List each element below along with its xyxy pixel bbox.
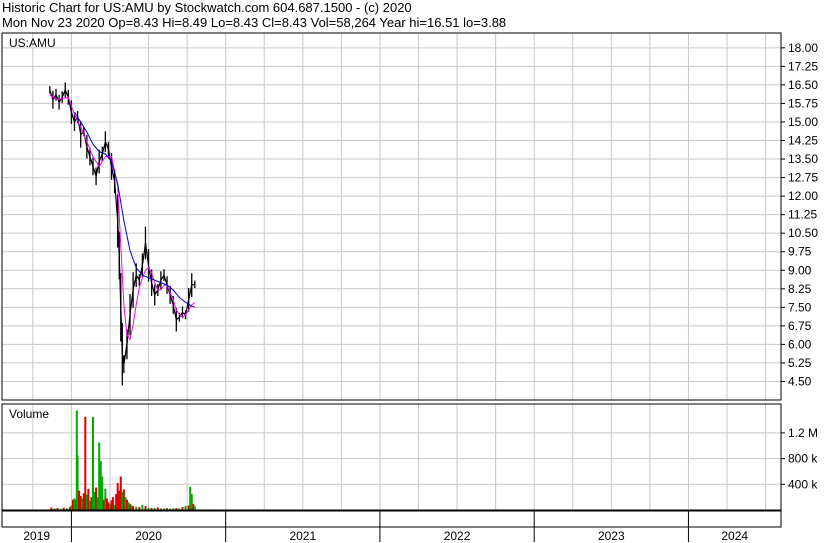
price-tick-label: 12.75 [788,171,818,185]
axis-ticks: 18.00 17.25 16.50 15.75 15.00 14.25 13.50 12.75… [23,41,818,543]
volume-bar [193,506,196,510]
long-moving-average-line [74,111,195,308]
price-tick-label: 18.00 [788,41,818,55]
price-tick-label: 9.00 [788,263,812,277]
year-label: 2020 [135,529,162,543]
price-tick-label: 7.50 [788,300,812,314]
price-tick-label: 16.50 [788,78,818,92]
price-tick-label: 15.00 [788,115,818,129]
volume-tick-label: 1.2 M [788,426,818,440]
price-tick-label: 6.00 [788,337,812,351]
price-panel-label: US:AMU [9,36,56,50]
price-tick-label: 13.50 [788,152,818,166]
price-tick-label: 6.75 [788,319,812,333]
price-volume-chart: 18.00 17.25 16.50 15.75 15.00 14.25 13.50 12.75… [1,32,818,543]
price-tick-label: 5.25 [788,356,812,370]
price-tick-label: 10.50 [788,226,818,240]
price-tick-label: 8.25 [788,282,812,296]
price-tick-label: 4.50 [788,374,812,388]
volume-bar [141,504,144,510]
year-label: 2019 [23,529,50,543]
year-label: 2024 [721,529,748,543]
volume-tick-label: 800 k [788,452,818,466]
price-tick-label: 14.25 [788,134,818,148]
price-tick-label: 17.25 [788,59,818,73]
volume-panel-label: Volume [9,407,49,421]
price-tick-label: 9.75 [788,245,812,259]
year-label: 2021 [289,529,316,543]
price-tick-label: 12.00 [788,189,818,203]
price-tick-label: 11.25 [788,208,817,222]
year-axis-frame [1,510,782,528]
volume-bar [132,506,135,510]
year-label: 2023 [598,529,625,543]
price-tick-label: 15.75 [788,96,818,110]
volume-bar [184,506,187,510]
volume-tick-label: 400 k [788,477,818,491]
volume-bar [144,506,147,510]
volume-bars [50,410,196,510]
panel-frames [1,32,782,528]
year-label: 2022 [444,529,471,543]
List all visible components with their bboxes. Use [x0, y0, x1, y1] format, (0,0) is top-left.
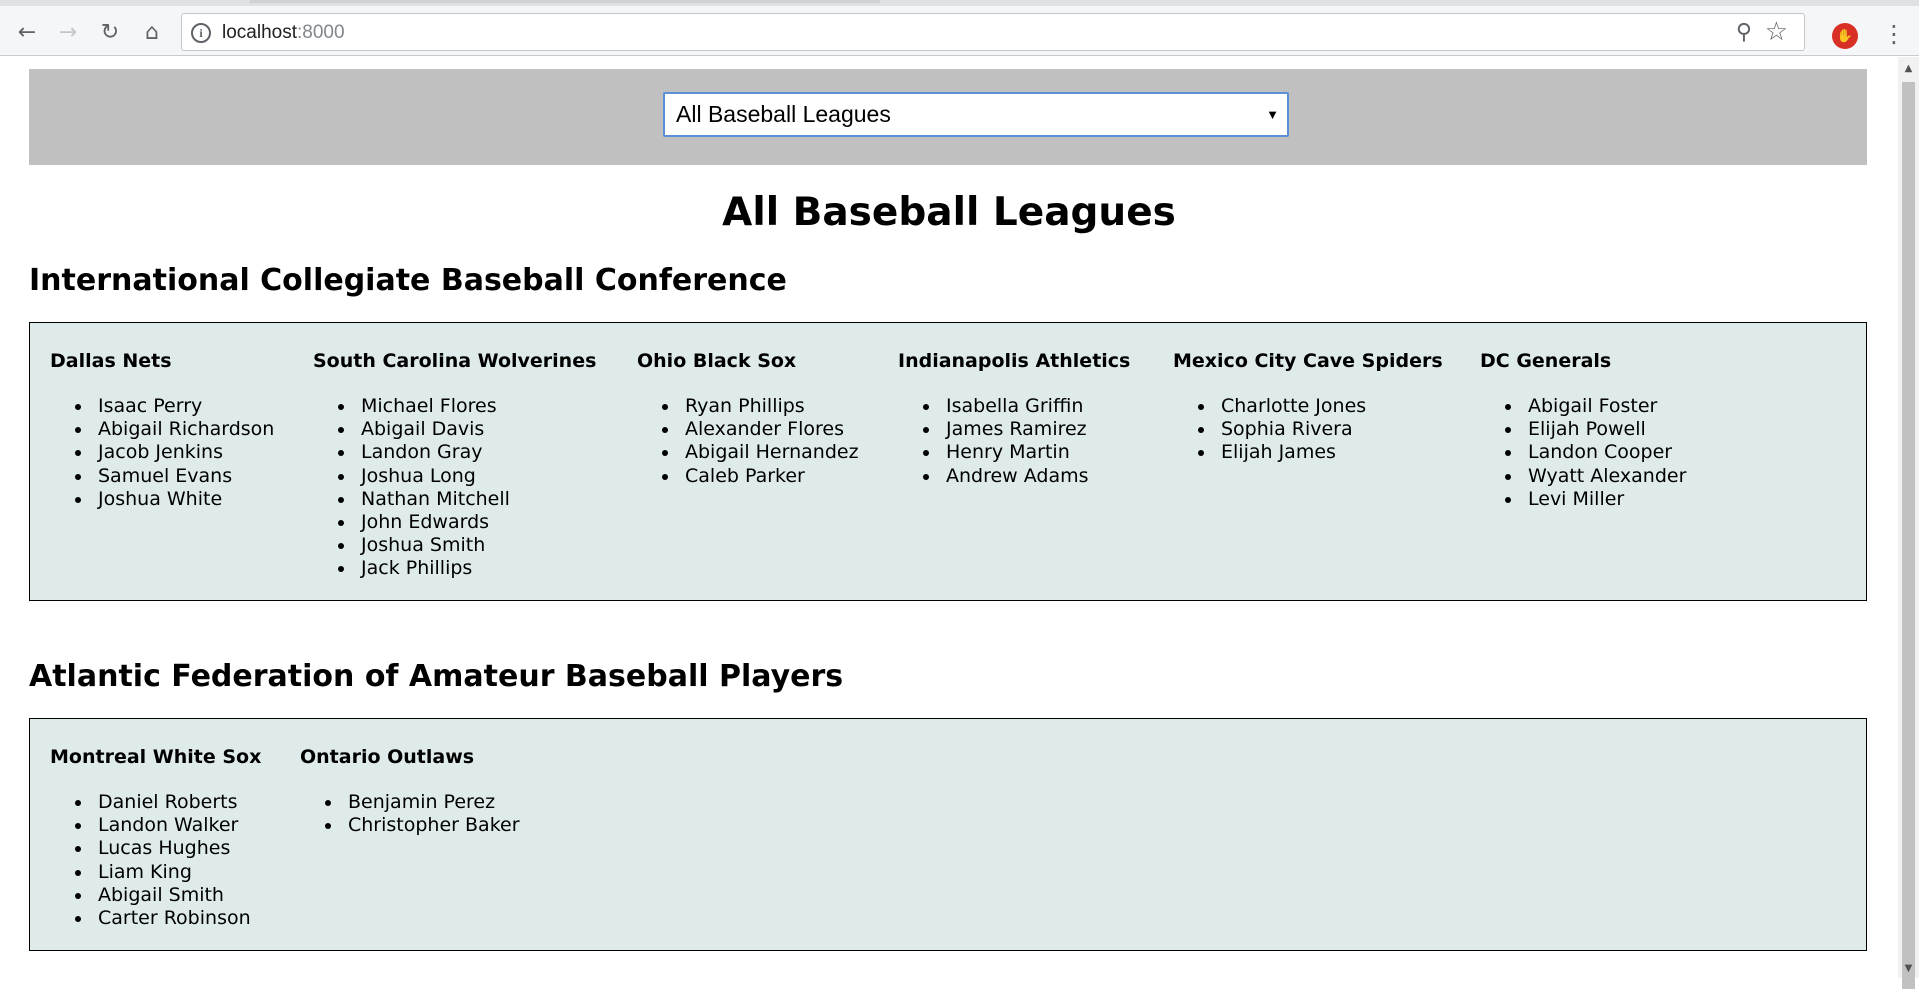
site-info-icon[interactable]: i	[191, 23, 211, 43]
player-name: Abigail Foster	[1504, 395, 1686, 418]
player-name: Joshua White	[74, 488, 274, 511]
player-name: Sophia Rivera	[1197, 418, 1366, 441]
scroll-up-arrow-icon[interactable]: ▲	[1898, 63, 1919, 74]
team-name: Mexico City Cave Spiders	[1173, 350, 1443, 372]
team-name: Ontario Outlaws	[300, 746, 475, 768]
scroll-down-arrow-icon[interactable]: ▼	[1898, 963, 1919, 974]
league-select[interactable]: All Baseball Leagues ▼	[663, 92, 1289, 137]
player-name: Isaac Perry	[74, 395, 274, 418]
team-name: South Carolina Wolverines	[313, 350, 597, 372]
player-list: Ryan Phillips Alexander Flores Abigail H…	[637, 395, 859, 488]
player-name: Isabella Griffin	[923, 395, 1089, 418]
player-list: Isaac Perry Abigail Richardson Jacob Jen…	[50, 395, 274, 511]
player-name: Lucas Hughes	[75, 837, 251, 860]
player-name: Jack Phillips	[338, 557, 510, 580]
league-teams-panel: Montreal White Sox Daniel Roberts Landon…	[29, 718, 1867, 951]
player-list: Daniel Roberts Landon Walker Lucas Hughe…	[50, 791, 251, 930]
header-bar: All Baseball Leagues ▼	[29, 69, 1867, 165]
team-name: Indianapolis Athletics	[898, 350, 1131, 372]
player-name: Christopher Baker	[325, 814, 520, 837]
zoom-icon[interactable]: ⚲	[1736, 20, 1752, 45]
home-icon[interactable]: ⌂	[135, 15, 169, 49]
player-list: Benjamin Perez Christopher Baker	[300, 791, 520, 837]
player-name: Liam King	[75, 861, 251, 884]
player-name: John Edwards	[338, 511, 510, 534]
player-name: Daniel Roberts	[75, 791, 251, 814]
player-name: Charlotte Jones	[1197, 395, 1367, 417]
player-name: Abigail Hernandez	[662, 441, 859, 464]
player-name: Samuel Evans	[74, 465, 274, 488]
player-list: Abigail Foster Elijah Powell Landon Coop…	[1480, 395, 1686, 511]
player-name: Caleb Parker	[662, 465, 859, 488]
player-name: Wyatt Alexander	[1504, 464, 1687, 487]
league-title: Atlantic Federation of Amateur Baseball …	[29, 659, 844, 694]
team-name: DC Generals	[1480, 350, 1612, 372]
player-name: Henry Martin	[923, 441, 1089, 464]
player-name: Landon Cooper	[1504, 441, 1686, 464]
team-name: Ohio Black Sox	[637, 350, 797, 372]
player-name: Jacob Jenkins	[74, 441, 274, 464]
reload-icon[interactable]: ↻	[93, 15, 127, 49]
player-list: Michael Flores Abigail Davis Landon Gray…	[313, 395, 510, 581]
forward-icon[interactable]: →	[51, 15, 85, 49]
tab-edge	[250, 0, 880, 3]
league-title: International Collegiate Baseball Confer…	[29, 263, 787, 298]
player-name: Joshua Long	[338, 465, 510, 488]
player-name: Landon Walker	[75, 814, 251, 837]
player-list: Isabella Griffin James Ramirez Henry Mar…	[898, 395, 1089, 488]
player-list: Charlotte Jones Sophia Rivera Elijah Jam…	[1173, 395, 1366, 465]
player-name: Joshua Smith	[338, 534, 510, 557]
bookmark-star-icon[interactable]: ☆	[1765, 17, 1788, 47]
url-port: :8000	[297, 22, 345, 43]
browser-toolbar: ← → ↻ ⌂ i localhost:8000 ⚲ ☆ ✋ ⋮	[0, 6, 1919, 56]
url-text[interactable]: localhost:8000	[222, 14, 345, 52]
player-name: Abigail Smith	[75, 884, 251, 907]
team-name: Montreal White Sox	[50, 746, 262, 768]
player-name: Benjamin Perez	[325, 791, 520, 814]
player-name: Abigail Richardson	[74, 418, 275, 441]
vertical-scrollbar[interactable]: ▲ ▼	[1898, 57, 1919, 989]
player-name: Levi Miller	[1504, 488, 1686, 511]
address-bar[interactable]: i localhost:8000 ⚲ ☆	[181, 13, 1805, 51]
player-name: Ryan Phillips	[662, 395, 859, 418]
back-icon[interactable]: ←	[10, 15, 44, 49]
url-host: localhost	[222, 22, 297, 43]
player-name: Michael Flores	[338, 395, 510, 418]
browser-menu-icon[interactable]: ⋮	[1882, 19, 1906, 53]
player-name: Nathan Mitchell	[338, 487, 510, 510]
player-name: Elijah James	[1197, 441, 1366, 464]
player-name: Abigail Davis	[338, 418, 510, 441]
player-name: Landon Gray	[338, 441, 510, 464]
player-name: James Ramirez	[923, 418, 1087, 441]
player-name: Andrew Adams	[923, 464, 1089, 487]
page-title: All Baseball Leagues	[722, 190, 1176, 235]
league-select-value: All Baseball Leagues	[676, 101, 891, 127]
scrollbar-thumb[interactable]	[1902, 82, 1915, 989]
player-name: Alexander Flores	[662, 418, 859, 441]
player-name: Carter Robinson	[75, 907, 251, 930]
extension-stop-icon[interactable]: ✋	[1832, 23, 1858, 49]
chevron-down-icon: ▼	[1266, 107, 1279, 122]
team-name: Dallas Nets	[50, 350, 172, 372]
player-name: Elijah Powell	[1504, 418, 1686, 441]
league-teams-panel: Dallas Nets Isaac Perry Abigail Richards…	[29, 322, 1867, 601]
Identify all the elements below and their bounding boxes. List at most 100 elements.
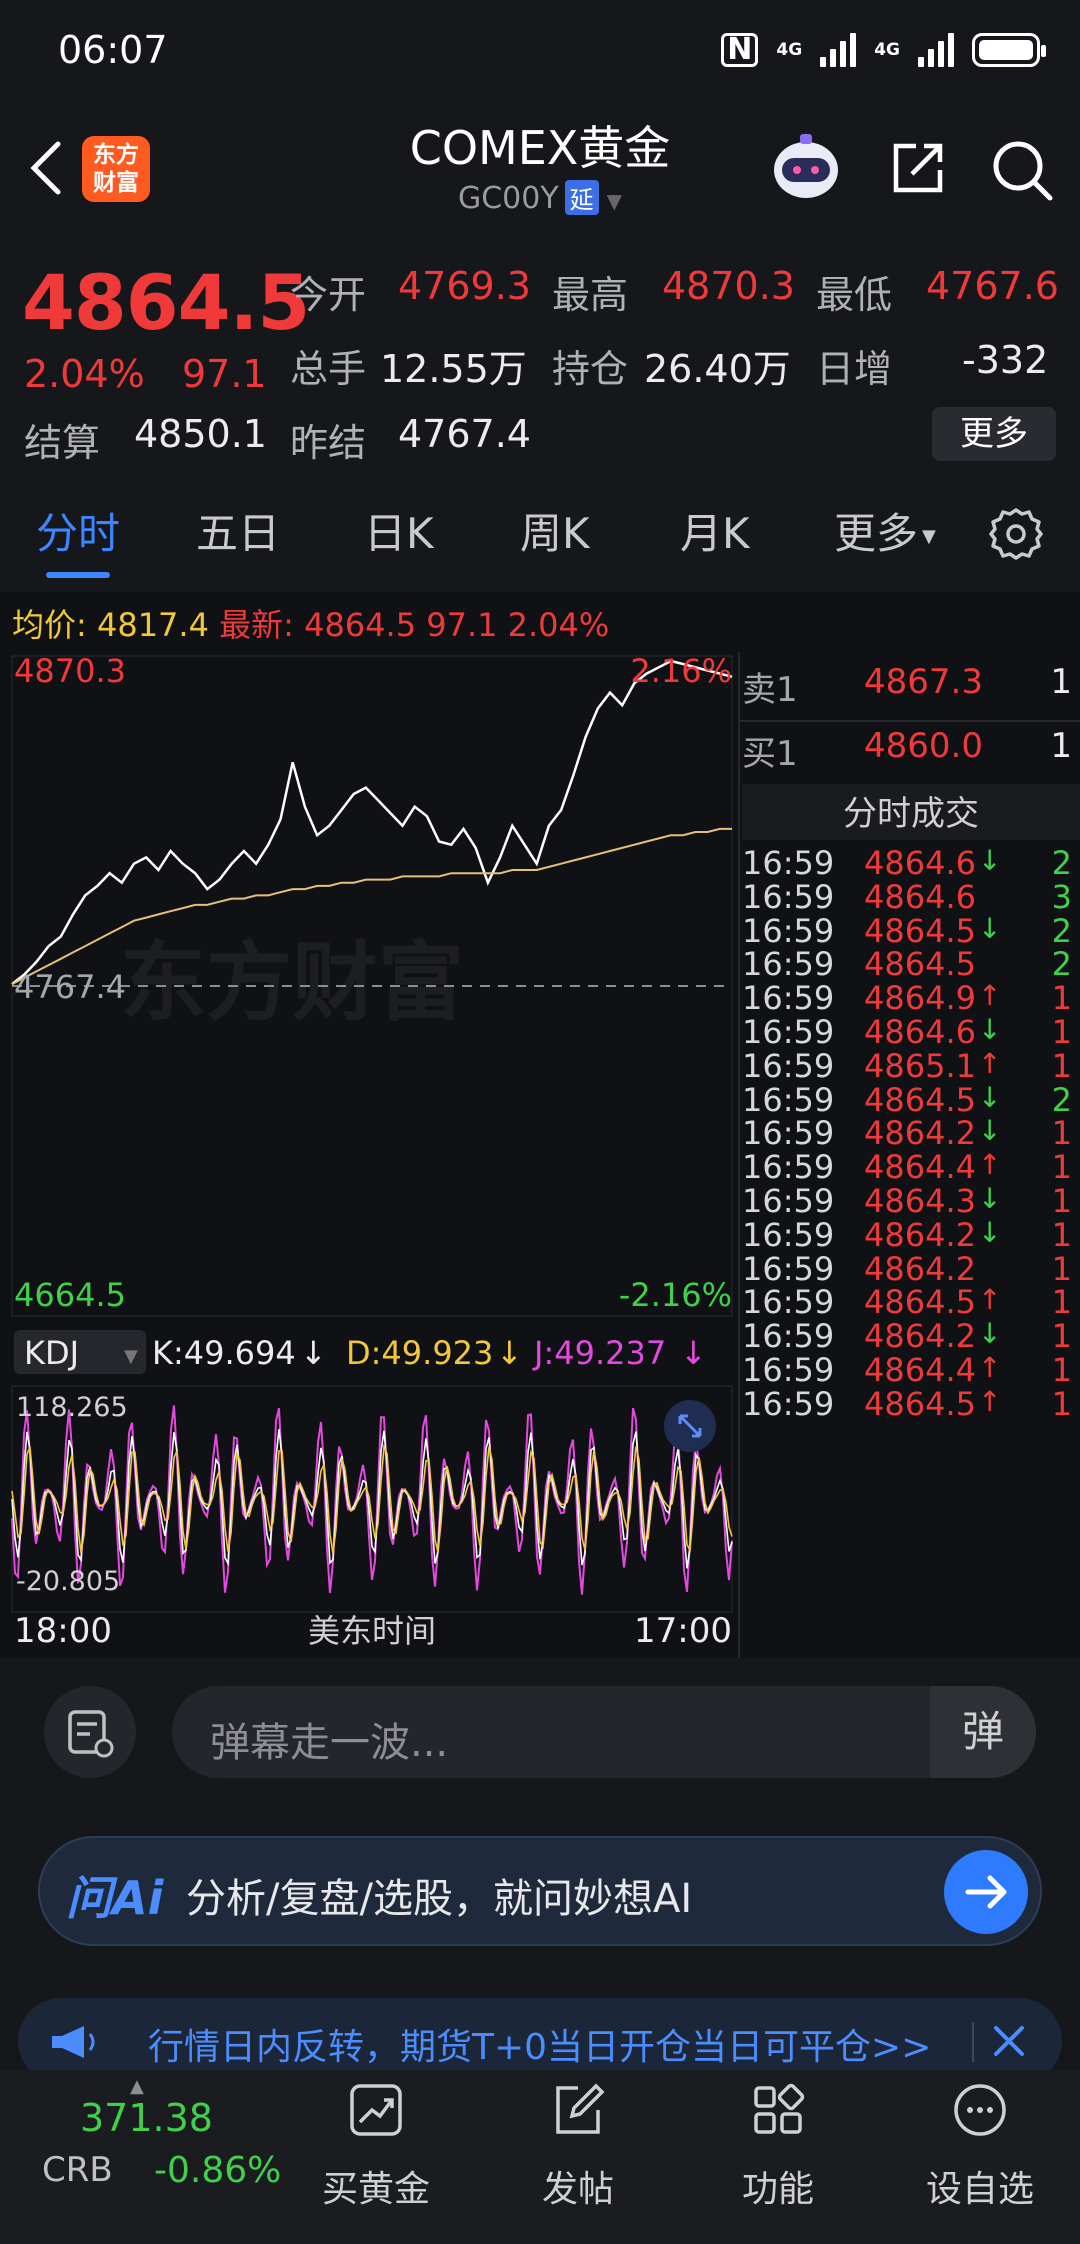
- ticks-title: 分时成交: [843, 794, 979, 834]
- tick-time: 16:59: [742, 1215, 835, 1254]
- tick-row: 16:59 4864.2 ↓ 1: [742, 1317, 1080, 1355]
- tick-qty: 1: [1051, 1351, 1072, 1389]
- kdj-y-low: -20.805: [16, 1566, 120, 1597]
- tick-row: 16:59 4865.1 ↑ 1: [742, 1047, 1080, 1085]
- kdj-j-arrow-icon: ↓: [680, 1334, 707, 1372]
- nfc-icon: N: [721, 33, 759, 67]
- tick-price: 4864.5: [864, 1283, 976, 1322]
- tab-monthly-k[interactable]: 月K: [680, 500, 750, 561]
- tick-row: 16:59 4864.2 ↓ 1: [742, 1114, 1080, 1152]
- tick-down-arrow-icon: ↓: [978, 1080, 1002, 1114]
- tick-price: 4864.4: [864, 1351, 976, 1389]
- tick-qty: 2: [1051, 844, 1072, 882]
- tick-row: 16:59 4864.4 ↑ 1: [742, 1148, 1080, 1186]
- y-mid-label: 4767.4: [14, 968, 126, 1006]
- stat-label-open: 今开: [290, 273, 367, 317]
- danmu-toggle-button[interactable]: 弹: [930, 1686, 1036, 1778]
- tab-more-label: 更多: [834, 509, 919, 558]
- tick-time: 16:59: [742, 1317, 835, 1356]
- tick-qty: 1: [1051, 1249, 1072, 1288]
- tick-qty: 1: [1051, 1283, 1072, 1322]
- tick-row: 16:59 4864.6 3: [742, 878, 1080, 916]
- kdj-k-line: [11, 1429, 733, 1569]
- tick-time: 16:59: [742, 1283, 835, 1322]
- tick-time: 16:59: [742, 877, 835, 916]
- tab-weekly-k[interactable]: 周K: [520, 500, 590, 561]
- tick-down-arrow-icon: ↓: [978, 1182, 1002, 1215]
- tab-daily-k[interactable]: 日K: [364, 500, 434, 561]
- sell-1-row: 卖1 4867.3 1: [742, 662, 1080, 710]
- comment-placeholder: 弹幕走一波...: [210, 1720, 449, 1766]
- stat-label-daily-inc: 日增: [816, 347, 893, 391]
- tick-qty: 1: [1051, 1215, 1072, 1254]
- tick-time: 16:59: [742, 911, 835, 950]
- tick-down-arrow-icon: ↓: [978, 1114, 1002, 1148]
- tick-up-arrow-icon: ↑: [978, 1384, 1002, 1418]
- tick-price: 4864.9: [864, 979, 976, 1018]
- sell-1-label: 卖1: [742, 670, 798, 710]
- tick-price: 4864.6: [864, 877, 976, 916]
- kdj-d: D:49.923: [346, 1334, 493, 1372]
- stat-value-volume: 12.55万: [380, 347, 527, 391]
- kdj-y-high: 118.265: [16, 1392, 128, 1423]
- battery-icon: [972, 33, 1046, 67]
- tick-down-arrow-icon: ↓: [978, 1317, 1002, 1351]
- tab-more[interactable]: 更多 ▼: [834, 500, 936, 561]
- kdj-d-arrow-icon: ↓: [496, 1334, 523, 1372]
- status-bar: 06:07 N 4G 4G: [0, 0, 1080, 100]
- tick-qty: 1: [1051, 1317, 1072, 1356]
- chevron-down-icon: ▼: [606, 189, 623, 213]
- tick-down-arrow-icon: ↓: [978, 844, 1002, 877]
- network-2: 4G: [874, 39, 900, 60]
- ai-go-button[interactable]: [944, 1850, 1028, 1934]
- comment-list-icon[interactable]: [44, 1686, 136, 1778]
- stat-value-open: 4769.3: [398, 264, 531, 308]
- tick-up-arrow-icon: ↑: [978, 979, 1002, 1013]
- tick-price: 4864.6: [864, 844, 976, 882]
- time-end: 17:00: [634, 1611, 732, 1651]
- crb-label: CRB: [42, 2150, 113, 2190]
- tick-price: 4864.2: [864, 1114, 976, 1153]
- ticker-divider: [972, 2022, 974, 2062]
- y-high-pct-label: 2.16%: [630, 652, 732, 690]
- tab-intraday[interactable]: 分时: [36, 500, 120, 561]
- tick-time: 16:59: [742, 1114, 835, 1153]
- intraday-chart[interactable]: 东方财富 4870.3 2.16% 4767.4 4664.5 -2.16% K…: [0, 652, 740, 1658]
- close-icon[interactable]: [984, 2016, 1034, 2066]
- tick-time: 16:59: [742, 1080, 835, 1119]
- tick-qty: 1: [1051, 1182, 1072, 1220]
- ai-robot-icon[interactable]: [770, 130, 842, 202]
- tick-price: 4864.5: [864, 945, 976, 984]
- buy-1-price: 4860.0: [864, 726, 983, 766]
- y-low-label: 4664.5: [14, 1276, 126, 1314]
- crb-index[interactable]: ▲ 371.38 CRB -0.86%: [24, 2076, 294, 2226]
- gear-icon[interactable]: [988, 506, 1044, 562]
- search-icon[interactable]: [990, 138, 1054, 202]
- nav-post-label: 发帖: [541, 2169, 614, 2210]
- change-value: 97.1: [182, 352, 267, 396]
- apps-icon: [754, 2083, 805, 2134]
- tick-row: 16:59 4864.2 ↓ 1: [742, 1215, 1080, 1254]
- kdj-k-arrow-icon: ↓: [300, 1334, 327, 1372]
- stat-label-high: 最高: [552, 273, 629, 317]
- tick-time: 16:59: [742, 1046, 835, 1085]
- tick-price: 4864.4: [864, 1148, 976, 1187]
- sell-1-qty: 1: [1050, 662, 1072, 702]
- tick-qty: 2: [1051, 945, 1072, 984]
- tick-price: 4864.5: [864, 1080, 976, 1119]
- more-stats-button[interactable]: 更多: [932, 407, 1056, 461]
- tick-price: 4864.2: [864, 1249, 976, 1288]
- tick-down-arrow-icon: ↓: [978, 1215, 1002, 1249]
- active-tab-indicator: [46, 572, 110, 578]
- stat-label-prev-settle: 昨结: [290, 421, 367, 465]
- share-icon[interactable]: [888, 138, 948, 198]
- tick-row: 16:59 4864.2 1: [742, 1250, 1080, 1288]
- change-percent: 2.04%: [24, 352, 145, 396]
- kdj-chevron-icon: ▼: [124, 1346, 138, 1367]
- tick-time: 16:59: [742, 1249, 835, 1288]
- tab-five-day[interactable]: 五日: [196, 500, 280, 561]
- tick-qty: 1: [1051, 1114, 1072, 1153]
- ticker-text: 行情日内反转，期货T+0当日开仓当日可平仓>>: [148, 2027, 932, 2068]
- caret-up-icon: ▲: [130, 2076, 144, 2097]
- stat-value-prev-settle: 4767.4: [398, 412, 531, 456]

·····

Exercise aim>
Pick out and copy each line of the material above that contains the string "button". Matching is case-sensitive.

Completed task>
- danmu-toggle-button[interactable]: 弹: [930, 1686, 1036, 1778]
- ai-go-button[interactable]: [944, 1850, 1028, 1934]
- more-stats-button[interactable]: 更多: [932, 407, 1056, 461]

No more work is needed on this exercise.